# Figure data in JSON
* start *

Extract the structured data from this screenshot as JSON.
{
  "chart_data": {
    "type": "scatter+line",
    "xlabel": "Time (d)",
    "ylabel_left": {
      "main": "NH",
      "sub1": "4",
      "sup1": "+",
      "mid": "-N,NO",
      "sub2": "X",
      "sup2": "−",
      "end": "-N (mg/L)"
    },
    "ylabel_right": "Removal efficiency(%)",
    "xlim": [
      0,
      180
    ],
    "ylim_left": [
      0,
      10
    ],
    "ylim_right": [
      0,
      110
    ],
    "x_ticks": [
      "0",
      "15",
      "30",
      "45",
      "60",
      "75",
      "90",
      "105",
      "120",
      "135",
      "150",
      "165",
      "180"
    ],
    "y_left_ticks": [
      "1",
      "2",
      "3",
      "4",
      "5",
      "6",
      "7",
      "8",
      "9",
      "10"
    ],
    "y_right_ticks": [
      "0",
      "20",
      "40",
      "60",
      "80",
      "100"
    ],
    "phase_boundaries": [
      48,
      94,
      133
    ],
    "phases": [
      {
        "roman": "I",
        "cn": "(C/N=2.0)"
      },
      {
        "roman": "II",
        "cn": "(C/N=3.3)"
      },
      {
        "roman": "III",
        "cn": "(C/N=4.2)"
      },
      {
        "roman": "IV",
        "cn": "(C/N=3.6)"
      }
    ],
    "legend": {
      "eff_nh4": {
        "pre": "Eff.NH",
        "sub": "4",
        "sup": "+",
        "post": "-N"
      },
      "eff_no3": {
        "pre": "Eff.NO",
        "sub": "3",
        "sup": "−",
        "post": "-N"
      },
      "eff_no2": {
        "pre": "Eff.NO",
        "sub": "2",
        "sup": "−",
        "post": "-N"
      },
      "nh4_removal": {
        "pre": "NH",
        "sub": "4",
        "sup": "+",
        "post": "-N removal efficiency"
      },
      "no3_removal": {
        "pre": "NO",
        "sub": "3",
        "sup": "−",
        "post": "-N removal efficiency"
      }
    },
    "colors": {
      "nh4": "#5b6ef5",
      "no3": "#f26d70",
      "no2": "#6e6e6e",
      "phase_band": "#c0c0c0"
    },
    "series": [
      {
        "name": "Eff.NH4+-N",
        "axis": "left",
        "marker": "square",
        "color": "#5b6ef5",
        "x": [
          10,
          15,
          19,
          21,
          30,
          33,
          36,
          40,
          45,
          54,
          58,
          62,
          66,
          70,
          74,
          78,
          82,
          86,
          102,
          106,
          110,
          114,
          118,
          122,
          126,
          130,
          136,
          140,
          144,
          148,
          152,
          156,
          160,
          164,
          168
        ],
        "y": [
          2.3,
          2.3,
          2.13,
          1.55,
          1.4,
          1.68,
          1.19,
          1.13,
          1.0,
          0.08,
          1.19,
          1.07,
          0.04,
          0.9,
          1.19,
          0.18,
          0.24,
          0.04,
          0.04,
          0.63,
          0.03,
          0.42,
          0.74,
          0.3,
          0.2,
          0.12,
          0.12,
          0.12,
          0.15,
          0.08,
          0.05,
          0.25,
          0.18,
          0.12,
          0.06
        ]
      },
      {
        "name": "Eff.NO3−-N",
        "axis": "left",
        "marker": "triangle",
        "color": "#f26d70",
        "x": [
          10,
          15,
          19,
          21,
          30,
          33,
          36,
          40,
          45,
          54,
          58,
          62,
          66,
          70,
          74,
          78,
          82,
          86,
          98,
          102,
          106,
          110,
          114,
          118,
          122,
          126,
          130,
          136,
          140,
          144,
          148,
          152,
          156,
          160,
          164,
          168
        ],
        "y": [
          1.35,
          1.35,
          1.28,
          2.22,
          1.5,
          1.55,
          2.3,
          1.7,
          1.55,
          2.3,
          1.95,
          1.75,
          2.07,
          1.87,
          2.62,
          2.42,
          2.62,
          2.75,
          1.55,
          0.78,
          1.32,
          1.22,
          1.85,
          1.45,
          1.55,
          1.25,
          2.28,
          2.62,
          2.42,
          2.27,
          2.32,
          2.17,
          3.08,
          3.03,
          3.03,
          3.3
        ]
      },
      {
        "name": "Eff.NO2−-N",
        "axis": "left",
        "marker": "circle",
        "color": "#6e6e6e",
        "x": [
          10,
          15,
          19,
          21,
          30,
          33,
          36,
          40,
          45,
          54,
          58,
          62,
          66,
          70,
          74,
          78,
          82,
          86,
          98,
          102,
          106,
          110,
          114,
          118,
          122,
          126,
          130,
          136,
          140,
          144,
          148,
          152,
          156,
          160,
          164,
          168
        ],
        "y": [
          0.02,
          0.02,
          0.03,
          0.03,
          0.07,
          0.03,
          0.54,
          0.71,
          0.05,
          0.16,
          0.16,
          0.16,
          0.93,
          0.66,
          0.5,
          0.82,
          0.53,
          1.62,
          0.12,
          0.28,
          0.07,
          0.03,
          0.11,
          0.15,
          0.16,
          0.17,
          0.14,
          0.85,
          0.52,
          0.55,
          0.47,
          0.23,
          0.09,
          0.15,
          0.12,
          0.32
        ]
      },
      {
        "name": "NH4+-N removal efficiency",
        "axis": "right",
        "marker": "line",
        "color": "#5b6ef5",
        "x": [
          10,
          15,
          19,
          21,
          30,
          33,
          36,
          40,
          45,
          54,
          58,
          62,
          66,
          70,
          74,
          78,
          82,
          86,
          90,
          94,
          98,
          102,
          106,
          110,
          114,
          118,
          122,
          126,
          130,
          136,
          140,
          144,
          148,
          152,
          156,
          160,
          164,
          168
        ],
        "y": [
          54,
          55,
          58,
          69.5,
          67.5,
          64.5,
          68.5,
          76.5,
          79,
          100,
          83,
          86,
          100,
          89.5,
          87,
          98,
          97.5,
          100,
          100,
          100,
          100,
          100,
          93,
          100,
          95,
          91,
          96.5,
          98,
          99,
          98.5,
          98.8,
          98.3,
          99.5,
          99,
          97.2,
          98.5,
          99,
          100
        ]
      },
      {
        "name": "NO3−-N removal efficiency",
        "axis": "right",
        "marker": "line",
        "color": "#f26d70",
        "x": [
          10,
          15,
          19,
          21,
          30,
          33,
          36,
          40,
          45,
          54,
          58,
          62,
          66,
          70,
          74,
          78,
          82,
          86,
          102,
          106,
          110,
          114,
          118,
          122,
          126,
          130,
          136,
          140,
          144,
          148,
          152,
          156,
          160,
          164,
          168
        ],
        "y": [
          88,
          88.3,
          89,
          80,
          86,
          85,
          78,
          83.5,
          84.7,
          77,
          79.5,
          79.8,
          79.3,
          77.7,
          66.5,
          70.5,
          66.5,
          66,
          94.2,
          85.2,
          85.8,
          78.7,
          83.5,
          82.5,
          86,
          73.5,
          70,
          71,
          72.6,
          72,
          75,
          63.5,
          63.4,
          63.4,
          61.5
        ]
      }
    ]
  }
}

* end *

Each record above should be output again exactly.

# RESULT OF THIS EXERCISE
Extract the structured data from this screenshot as JSON.
{
  "chart_data": {
    "type": "scatter+line",
    "xlabel": "Time (d)",
    "ylabel_left": {
      "main": "NH",
      "sub1": "4",
      "sup1": "+",
      "mid": "-N,NO",
      "sub2": "X",
      "sup2": "−",
      "end": "-N (mg/L)"
    },
    "ylabel_right": "Removal efficiency(%)",
    "xlim": [
      0,
      180
    ],
    "ylim_left": [
      0,
      10
    ],
    "ylim_right": [
      0,
      110
    ],
    "x_ticks": [
      "0",
      "15",
      "30",
      "45",
      "60",
      "75",
      "90",
      "105",
      "120",
      "135",
      "150",
      "165",
      "180"
    ],
    "y_left_ticks": [
      "1",
      "2",
      "3",
      "4",
      "5",
      "6",
      "7",
      "8",
      "9",
      "10"
    ],
    "y_right_ticks": [
      "0",
      "20",
      "40",
      "60",
      "80",
      "100"
    ],
    "phase_boundaries": [
      48,
      94,
      133
    ],
    "phases": [
      {
        "roman": "I",
        "cn": "(C/N=2.0)"
      },
      {
        "roman": "II",
        "cn": "(C/N=3.3)"
      },
      {
        "roman": "III",
        "cn": "(C/N=4.2)"
      },
      {
        "roman": "IV",
        "cn": "(C/N=3.6)"
      }
    ],
    "legend": {
      "eff_nh4": {
        "pre": "Eff.NH",
        "sub": "4",
        "sup": "+",
        "post": "-N"
      },
      "eff_no3": {
        "pre": "Eff.NO",
        "sub": "3",
        "sup": "−",
        "post": "-N"
      },
      "eff_no2": {
        "pre": "Eff.NO",
        "sub": "2",
        "sup": "−",
        "post": "-N"
      },
      "nh4_removal": {
        "pre": "NH",
        "sub": "4",
        "sup": "+",
        "post": "-N removal efficiency"
      },
      "no3_removal": {
        "pre": "NO",
        "sub": "3",
        "sup": "−",
        "post": "-N removal efficiency"
      }
    },
    "colors": {
      "nh4": "#5b6ef5",
      "no3": "#f26d70",
      "no2": "#6e6e6e",
      "phase_band": "#c0c0c0"
    },
    "series": [
      {
        "name": "Eff.NH4+-N",
        "axis": "left",
        "marker": "square",
        "color": "#5b6ef5",
        "x": [
          10,
          15,
          19,
          21,
          30,
          33,
          36,
          40,
          45,
          54,
          58,
          62,
          66,
          70,
          74,
          78,
          82,
          86,
          102,
          106,
          110,
          114,
          118,
          122,
          126,
          130,
          136,
          140,
          144,
          148,
          152,
          156,
          160,
          164,
          168
        ],
        "y": [
          2.3,
          2.3,
          2.13,
          1.55,
          1.4,
          1.68,
          1.19,
          1.13,
          1.0,
          0.08,
          1.19,
          1.07,
          0.04,
          0.9,
          1.19,
          0.18,
          0.24,
          0.04,
          0.04,
          0.63,
          0.03,
          0.42,
          0.74,
          0.3,
          0.2,
          0.12,
          0.12,
          0.12,
          0.15,
          0.08,
          0.05,
          0.25,
          0.18,
          0.12,
          0.06
        ]
      },
      {
        "name": "Eff.NO3−-N",
        "axis": "left",
        "marker": "triangle",
        "color": "#f26d70",
        "x": [
          10,
          15,
          19,
          21,
          30,
          33,
          36,
          40,
          45,
          54,
          58,
          62,
          66,
          70,
          74,
          78,
          82,
          86,
          98,
          102,
          106,
          110,
          114,
          118,
          122,
          126,
          130,
          136,
          140,
          144,
          148,
          152,
          156,
          160,
          164,
          168
        ],
        "y": [
          1.35,
          1.35,
          1.28,
          2.22,
          1.5,
          1.55,
          2.3,
          1.7,
          1.55,
          2.3,
          1.95,
          1.75,
          2.07,
          1.87,
          2.62,
          2.42,
          2.62,
          2.75,
          1.55,
          0.78,
          1.32,
          1.22,
          1.85,
          1.45,
          1.55,
          1.25,
          2.28,
          2.62,
          2.42,
          2.27,
          2.32,
          2.17,
          3.08,
          3.03,
          3.03,
          3.3
        ]
      },
      {
        "name": "Eff.NO2−-N",
        "axis": "left",
        "marker": "circle",
        "color": "#6e6e6e",
        "x": [
          10,
          15,
          19,
          21,
          30,
          33,
          36,
          40,
          45,
          54,
          58,
          62,
          66,
          70,
          74,
          78,
          82,
          86,
          98,
          102,
          106,
          110,
          114,
          118,
          122,
          126,
          130,
          136,
          140,
          144,
          148,
          152,
          156,
          160,
          164,
          168
        ],
        "y": [
          0.02,
          0.02,
          0.03,
          0.03,
          0.07,
          0.03,
          0.54,
          0.71,
          0.05,
          0.16,
          0.16,
          0.16,
          0.93,
          0.66,
          0.5,
          0.82,
          0.53,
          1.62,
          0.12,
          0.28,
          0.07,
          0.03,
          0.11,
          0.15,
          0.16,
          0.17,
          0.14,
          0.85,
          0.52,
          0.55,
          0.47,
          0.23,
          0.09,
          0.15,
          0.12,
          0.32
        ]
      },
      {
        "name": "NH4+-N removal efficiency",
        "axis": "right",
        "marker": "line",
        "color": "#5b6ef5",
        "x": [
          10,
          15,
          19,
          21,
          30,
          33,
          36,
          40,
          45,
          54,
          58,
          62,
          66,
          70,
          74,
          78,
          82,
          86,
          90,
          94,
          98,
          102,
          106,
          110,
          114,
          118,
          122,
          126,
          130,
          136,
          140,
          144,
          148,
          152,
          156,
          160,
          164,
          168
        ],
        "y": [
          54,
          55,
          58,
          69.5,
          67.5,
          64.5,
          68.5,
          76.5,
          79,
          100,
          83,
          86,
          100,
          89.5,
          87,
          98,
          97.5,
          100,
          100,
          100,
          100,
          100,
          93,
          100,
          95,
          91,
          96.5,
          98,
          99,
          98.5,
          98.8,
          98.3,
          99.5,
          99,
          97.2,
          98.5,
          99,
          100
        ]
      },
      {
        "name": "NO3−-N removal efficiency",
        "axis": "right",
        "marker": "line",
        "color": "#f26d70",
        "x": [
          10,
          15,
          19,
          21,
          30,
          33,
          36,
          40,
          45,
          54,
          58,
          62,
          66,
          70,
          74,
          78,
          82,
          86,
          102,
          106,
          110,
          114,
          118,
          122,
          126,
          130,
          136,
          140,
          144,
          148,
          152,
          156,
          160,
          164,
          168
        ],
        "y": [
          88,
          88.3,
          89,
          80,
          86,
          85,
          78,
          83.5,
          84.7,
          77,
          79.5,
          79.8,
          79.3,
          77.7,
          66.5,
          70.5,
          66.5,
          66,
          94.2,
          85.2,
          85.8,
          78.7,
          83.5,
          82.5,
          86,
          73.5,
          70,
          71,
          72.6,
          72,
          75,
          63.5,
          63.4,
          63.4,
          61.5
        ]
      }
    ]
  }
}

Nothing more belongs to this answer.